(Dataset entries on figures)
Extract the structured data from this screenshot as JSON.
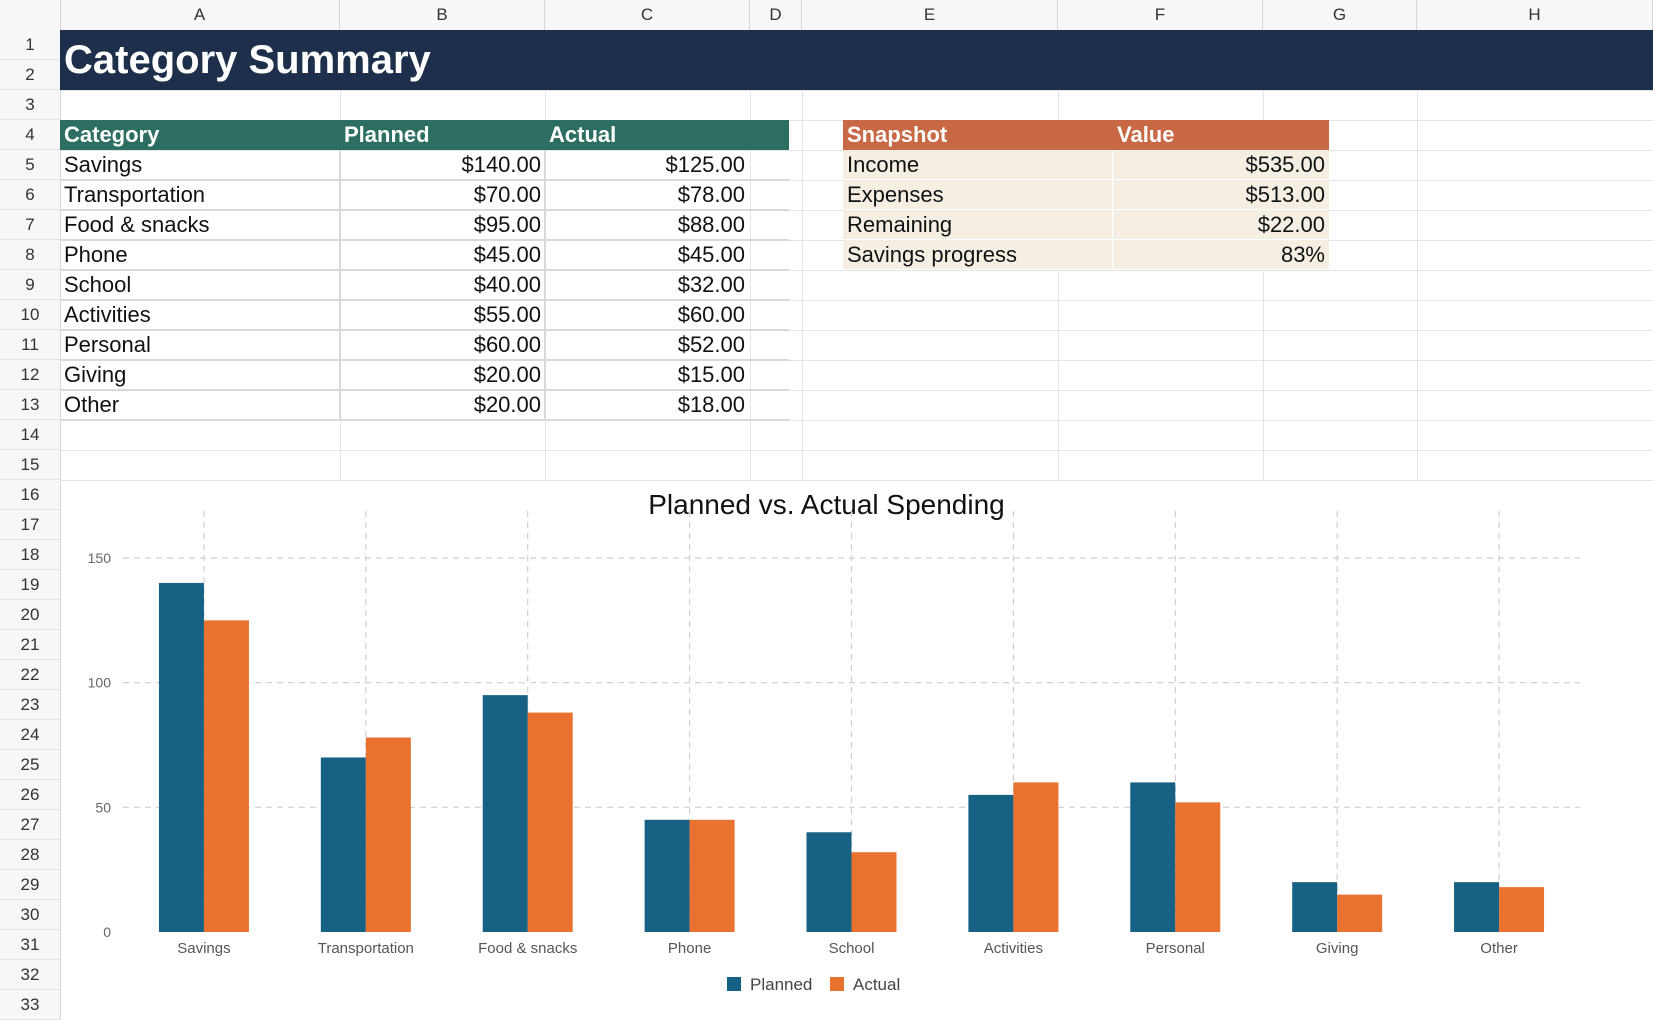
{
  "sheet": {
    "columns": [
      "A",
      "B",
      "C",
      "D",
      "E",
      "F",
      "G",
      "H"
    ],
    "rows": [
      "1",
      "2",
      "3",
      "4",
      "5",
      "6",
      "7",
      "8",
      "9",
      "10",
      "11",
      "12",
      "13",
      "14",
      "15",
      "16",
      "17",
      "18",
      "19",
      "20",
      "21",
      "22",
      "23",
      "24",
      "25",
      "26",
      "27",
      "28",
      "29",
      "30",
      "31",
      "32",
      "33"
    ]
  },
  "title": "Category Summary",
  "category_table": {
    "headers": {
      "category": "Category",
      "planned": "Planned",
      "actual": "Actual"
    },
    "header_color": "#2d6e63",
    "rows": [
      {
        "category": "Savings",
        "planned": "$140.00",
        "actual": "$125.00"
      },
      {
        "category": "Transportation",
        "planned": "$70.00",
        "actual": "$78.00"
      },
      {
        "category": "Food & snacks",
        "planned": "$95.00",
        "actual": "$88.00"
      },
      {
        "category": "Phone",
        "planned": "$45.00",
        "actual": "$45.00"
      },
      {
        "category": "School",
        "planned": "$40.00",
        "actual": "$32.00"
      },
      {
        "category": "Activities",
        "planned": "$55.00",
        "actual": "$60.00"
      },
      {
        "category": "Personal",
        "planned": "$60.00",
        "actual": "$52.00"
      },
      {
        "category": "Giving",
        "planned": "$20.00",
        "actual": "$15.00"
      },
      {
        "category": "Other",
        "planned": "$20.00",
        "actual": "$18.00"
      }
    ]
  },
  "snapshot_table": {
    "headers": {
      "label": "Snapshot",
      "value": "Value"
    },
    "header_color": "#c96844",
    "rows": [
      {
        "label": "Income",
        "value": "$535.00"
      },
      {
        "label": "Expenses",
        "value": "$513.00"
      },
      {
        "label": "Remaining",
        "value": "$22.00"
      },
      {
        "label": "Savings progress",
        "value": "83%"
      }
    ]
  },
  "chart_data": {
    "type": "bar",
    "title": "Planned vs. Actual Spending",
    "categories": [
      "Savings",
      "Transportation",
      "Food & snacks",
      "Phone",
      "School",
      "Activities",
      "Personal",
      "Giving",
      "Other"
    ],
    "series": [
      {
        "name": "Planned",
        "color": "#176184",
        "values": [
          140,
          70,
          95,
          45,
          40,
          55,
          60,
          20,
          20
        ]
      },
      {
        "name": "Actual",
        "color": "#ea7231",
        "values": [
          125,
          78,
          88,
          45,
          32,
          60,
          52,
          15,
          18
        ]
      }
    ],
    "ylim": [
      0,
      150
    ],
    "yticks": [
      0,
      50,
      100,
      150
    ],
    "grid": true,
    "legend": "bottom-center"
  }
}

» What you will do:
Look through the records and gather every line containing "label".

» Worked answer:
      "label": "Snapshot",
        "label": "Income",
        "label": "Expenses",
        "label": "Remaining",
        "label": "Savings progress",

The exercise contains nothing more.